** TAREFA CURTA 1 **
Duplique o trecho do texto fornecido entre "Já os princípios" e "sua formação consuetudinária.", inclusive.
** TAREFA CURTA 2 **
Renomeie "thumb-label" para "thumb-caption" nos registros, do início até a linha que contém "community-line1: SIGN UP", inclusive, sem alterar mais nada. Apresente somente essas linhas.

** TEXTO FORNECIDO **

═══

Passado pela legislação, busca-se a solução na jurisprudência, que é o modo pelo qual o Judiciário aplica reiteradamente o direito, no dia a dia dos julgados; à analogia, que é a operação lógica através da qual o intérprete estende o dispositivo de lei a casos por ela não previstos, mas semelhantes; à equidade, que busca decidir com justiça sob a falta de hipótese legislativa; aos princípios gerais do Direito que são fundamentos e pressupostos do direito universal donde se extraem idéias que formam a base da civilização hodierna e principalmente os princípios informadores de direito do trabalho; aos usos e costumes, que são práticas ou modos de agir, comumente seguidos, formando regras jurídicas nos vãos da lei; ao direito comparado, que são normas jurídicas de outras nações analisadas e trazidas para o nosso direito como comparativo para facilitar a compreensão .

Da legislação, da jurisprudência, da analogia, da eqüidade não nos ocuparemos, pois a ordem elencada implica em consciência da existência da norma jurídica.

Já os princípios de direito, os usos e costumes nos interessam porque podemos verificar a ausência de elemento palpável e buscar da experiência humana e dos fundamentos do direito uma resposta para a falta das provas.

Sobre os costumes, Amauri Mascaro Nascimento entende que são praticamente inexistentes em matéria processual, por se submeter as normas elaboradas pelo Estado, sendo difícil a possibilidade de sua formação consuetudinária.

O parágrafo único do digitado artigo faz referência ao direito comum com o intuito de mostrar o repúdio à possibilidade do direito do trabalho se ilhar no ordenamento jurídico, lembrando que é norma geral brasileira que, "na aplicação da lei, o juiz atenderá aos fins sociais a que ela se dirige e às exigências do bem comum" (LICC, art. 5º).

Vale ressaltar que o processo brasileiro acolhe o sistema da livre apreciação das provas, que é aquele que permite ao juiz arbitrar a avaliação das provas, segundo a sua íntima convicção, de acordo com as provas existentes nos autos, exigindo-se apenas que seja a decisão fundamentada, ou seja, que sejam ditas as razões que o levaram a atribuir a uma prova determinado valor e não outro.

Quando as partes produzirem devidamente as provas, a atividade do juiz se restringirá a avaliá-las e julgá-las segundo a sua convicção, mediante fundamentação. Já na ausência de provas de fatos controvertidos, o juiz precisa buscar no ordenamento jurídico uma solução para o impasse porque a prestação jurisdicional não pode parar, o Estado deve dizer o direito.

═══

** Anotações das caixas de elementos **
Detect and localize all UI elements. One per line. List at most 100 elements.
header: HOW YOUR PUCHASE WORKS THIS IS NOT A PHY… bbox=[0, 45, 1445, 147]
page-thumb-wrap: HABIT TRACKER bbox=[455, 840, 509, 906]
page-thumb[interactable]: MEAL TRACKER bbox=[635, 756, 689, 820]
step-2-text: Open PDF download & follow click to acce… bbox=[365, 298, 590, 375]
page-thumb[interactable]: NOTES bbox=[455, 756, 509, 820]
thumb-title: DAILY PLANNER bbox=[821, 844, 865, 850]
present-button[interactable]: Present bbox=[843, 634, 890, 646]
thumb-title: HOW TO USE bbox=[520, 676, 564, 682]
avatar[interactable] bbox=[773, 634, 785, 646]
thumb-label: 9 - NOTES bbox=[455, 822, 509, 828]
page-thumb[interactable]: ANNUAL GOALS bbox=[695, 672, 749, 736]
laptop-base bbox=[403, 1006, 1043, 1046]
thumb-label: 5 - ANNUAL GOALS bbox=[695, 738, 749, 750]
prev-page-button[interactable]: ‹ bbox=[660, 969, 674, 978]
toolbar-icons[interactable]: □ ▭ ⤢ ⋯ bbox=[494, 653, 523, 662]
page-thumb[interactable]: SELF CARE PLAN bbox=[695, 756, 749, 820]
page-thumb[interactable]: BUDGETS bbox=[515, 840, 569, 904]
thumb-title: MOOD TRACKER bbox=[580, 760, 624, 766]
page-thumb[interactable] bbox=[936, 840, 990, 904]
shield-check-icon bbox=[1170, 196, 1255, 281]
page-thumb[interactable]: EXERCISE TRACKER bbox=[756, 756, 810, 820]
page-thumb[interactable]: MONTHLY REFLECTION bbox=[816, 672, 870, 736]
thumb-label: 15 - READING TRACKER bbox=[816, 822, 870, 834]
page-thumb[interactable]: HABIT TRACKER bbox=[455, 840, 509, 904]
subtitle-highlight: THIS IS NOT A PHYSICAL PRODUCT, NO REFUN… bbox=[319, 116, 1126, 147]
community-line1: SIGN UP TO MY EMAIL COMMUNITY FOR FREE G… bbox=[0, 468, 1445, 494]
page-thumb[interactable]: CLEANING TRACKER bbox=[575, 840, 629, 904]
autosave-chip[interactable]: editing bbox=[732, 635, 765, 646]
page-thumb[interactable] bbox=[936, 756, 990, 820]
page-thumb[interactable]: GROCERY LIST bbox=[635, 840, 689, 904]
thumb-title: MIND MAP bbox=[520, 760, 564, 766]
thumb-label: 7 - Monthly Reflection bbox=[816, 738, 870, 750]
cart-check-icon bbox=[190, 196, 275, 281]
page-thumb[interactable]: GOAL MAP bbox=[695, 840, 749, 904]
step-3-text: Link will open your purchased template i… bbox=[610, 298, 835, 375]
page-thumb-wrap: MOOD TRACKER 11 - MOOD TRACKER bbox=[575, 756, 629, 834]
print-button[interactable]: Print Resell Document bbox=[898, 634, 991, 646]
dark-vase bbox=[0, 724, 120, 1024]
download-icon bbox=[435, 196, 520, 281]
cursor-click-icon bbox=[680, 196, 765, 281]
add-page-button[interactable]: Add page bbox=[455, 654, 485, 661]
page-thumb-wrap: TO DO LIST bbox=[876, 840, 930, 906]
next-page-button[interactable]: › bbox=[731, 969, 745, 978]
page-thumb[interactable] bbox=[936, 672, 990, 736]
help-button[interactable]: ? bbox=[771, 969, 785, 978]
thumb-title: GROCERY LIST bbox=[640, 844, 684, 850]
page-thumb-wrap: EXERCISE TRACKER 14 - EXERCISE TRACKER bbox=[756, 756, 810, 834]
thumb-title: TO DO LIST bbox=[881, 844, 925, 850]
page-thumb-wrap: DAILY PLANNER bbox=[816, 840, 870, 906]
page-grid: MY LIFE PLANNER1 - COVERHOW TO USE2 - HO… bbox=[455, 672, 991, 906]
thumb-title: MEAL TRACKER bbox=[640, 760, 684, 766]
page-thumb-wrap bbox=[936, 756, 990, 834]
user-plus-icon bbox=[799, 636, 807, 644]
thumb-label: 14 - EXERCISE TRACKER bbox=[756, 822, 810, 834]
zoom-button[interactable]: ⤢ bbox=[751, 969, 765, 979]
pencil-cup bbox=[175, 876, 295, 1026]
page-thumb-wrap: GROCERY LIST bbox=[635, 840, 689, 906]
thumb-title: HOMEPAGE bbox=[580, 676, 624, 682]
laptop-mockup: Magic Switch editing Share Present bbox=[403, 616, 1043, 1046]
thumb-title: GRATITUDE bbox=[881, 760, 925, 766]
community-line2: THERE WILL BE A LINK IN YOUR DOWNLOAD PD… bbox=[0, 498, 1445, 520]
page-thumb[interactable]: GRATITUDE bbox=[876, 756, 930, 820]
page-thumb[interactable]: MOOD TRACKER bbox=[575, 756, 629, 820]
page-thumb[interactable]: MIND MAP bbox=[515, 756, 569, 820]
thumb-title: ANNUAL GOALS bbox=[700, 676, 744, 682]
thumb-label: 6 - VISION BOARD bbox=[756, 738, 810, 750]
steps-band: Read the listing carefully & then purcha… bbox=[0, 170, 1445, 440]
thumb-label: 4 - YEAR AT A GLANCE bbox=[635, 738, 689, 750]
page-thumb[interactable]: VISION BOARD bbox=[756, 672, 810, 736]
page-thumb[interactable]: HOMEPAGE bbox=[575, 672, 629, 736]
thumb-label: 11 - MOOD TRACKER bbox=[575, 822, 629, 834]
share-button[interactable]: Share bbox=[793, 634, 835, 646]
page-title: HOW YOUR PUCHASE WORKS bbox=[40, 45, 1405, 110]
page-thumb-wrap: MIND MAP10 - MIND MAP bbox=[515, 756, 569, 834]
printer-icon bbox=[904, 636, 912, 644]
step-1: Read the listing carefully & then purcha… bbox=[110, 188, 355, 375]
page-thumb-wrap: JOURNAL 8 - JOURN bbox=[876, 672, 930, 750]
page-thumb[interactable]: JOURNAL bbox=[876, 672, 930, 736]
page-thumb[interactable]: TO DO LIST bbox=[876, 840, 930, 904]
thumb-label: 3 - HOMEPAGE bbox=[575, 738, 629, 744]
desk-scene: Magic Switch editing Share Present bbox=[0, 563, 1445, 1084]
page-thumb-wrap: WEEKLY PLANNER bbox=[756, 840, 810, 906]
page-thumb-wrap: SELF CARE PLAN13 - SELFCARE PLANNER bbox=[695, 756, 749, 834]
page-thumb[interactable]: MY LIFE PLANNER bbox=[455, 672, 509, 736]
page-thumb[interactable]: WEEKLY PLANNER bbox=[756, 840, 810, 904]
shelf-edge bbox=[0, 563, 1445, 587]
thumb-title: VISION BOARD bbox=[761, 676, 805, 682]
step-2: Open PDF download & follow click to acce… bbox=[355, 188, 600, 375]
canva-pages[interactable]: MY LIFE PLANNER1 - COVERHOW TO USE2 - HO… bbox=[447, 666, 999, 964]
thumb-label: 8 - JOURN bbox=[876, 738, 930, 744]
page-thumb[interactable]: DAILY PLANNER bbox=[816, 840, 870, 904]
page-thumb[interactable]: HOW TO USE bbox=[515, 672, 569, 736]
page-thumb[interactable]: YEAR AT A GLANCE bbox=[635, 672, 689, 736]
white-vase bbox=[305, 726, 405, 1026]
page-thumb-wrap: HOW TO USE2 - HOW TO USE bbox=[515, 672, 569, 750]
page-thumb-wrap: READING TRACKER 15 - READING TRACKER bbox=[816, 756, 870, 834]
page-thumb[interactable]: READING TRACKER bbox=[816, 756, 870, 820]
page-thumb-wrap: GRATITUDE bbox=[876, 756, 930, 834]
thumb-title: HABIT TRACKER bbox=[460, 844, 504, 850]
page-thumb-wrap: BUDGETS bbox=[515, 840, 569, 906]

═══

** RESPOSTA ESPERADA 1 **
Já os princípios de direito, os usos e costumes nos interessam porque podemos verificar a ausência de elemento palpável e buscar da experiência humana e dos fundamentos do direito uma resposta para a falta das provas.

Sobre os costumes, Amauri Mascaro Nascimento entende que são praticamente inexistentes em matéria processual, por se submeter as normas elaboradas pelo Estado, sendo difícil a possibilidade de sua formação consuetudinária.

** RESPOSTA ESPERADA 2 **
Detect and localize all UI elements. One per line. List at most 100 elements.
header: HOW YOUR PUCHASE WORKS THIS IS NOT A PHY… bbox=[0, 45, 1445, 147]
page-thumb-wrap: HABIT TRACKER bbox=[455, 840, 509, 906]
page-thumb[interactable]: MEAL TRACKER bbox=[635, 756, 689, 820]
step-2-text: Open PDF download & follow click to acce… bbox=[365, 298, 590, 375]
page-thumb[interactable]: NOTES bbox=[455, 756, 509, 820]
thumb-title: DAILY PLANNER bbox=[821, 844, 865, 850]
present-button[interactable]: Present bbox=[843, 634, 890, 646]
thumb-title: HOW TO USE bbox=[520, 676, 564, 682]
avatar[interactable] bbox=[773, 634, 785, 646]
thumb-caption: 9 - NOTES bbox=[455, 822, 509, 828]
page-thumb[interactable]: ANNUAL GOALS bbox=[695, 672, 749, 736]
laptop-base bbox=[403, 1006, 1043, 1046]
thumb-caption: 5 - ANNUAL GOALS bbox=[695, 738, 749, 750]
prev-page-button[interactable]: ‹ bbox=[660, 969, 674, 978]
toolbar-icons[interactable]: □ ▭ ⤢ ⋯ bbox=[494, 653, 523, 662]
page-thumb[interactable]: SELF CARE PLAN bbox=[695, 756, 749, 820]
page-thumb[interactable]: BUDGETS bbox=[515, 840, 569, 904]
thumb-title: MOOD TRACKER bbox=[580, 760, 624, 766]
page-thumb[interactable] bbox=[936, 840, 990, 904]
shield-check-icon bbox=[1170, 196, 1255, 281]
page-thumb[interactable]: EXERCISE TRACKER bbox=[756, 756, 810, 820]
page-thumb[interactable]: MONTHLY REFLECTION bbox=[816, 672, 870, 736]
thumb-caption: 15 - READING TRACKER bbox=[816, 822, 870, 834]
page-thumb[interactable]: HABIT TRACKER bbox=[455, 840, 509, 904]
subtitle-highlight: THIS IS NOT A PHYSICAL PRODUCT, NO REFUN… bbox=[319, 116, 1126, 147]
community-line1: SIGN UP TO MY EMAIL COMMUNITY FOR FREE G… bbox=[0, 468, 1445, 494]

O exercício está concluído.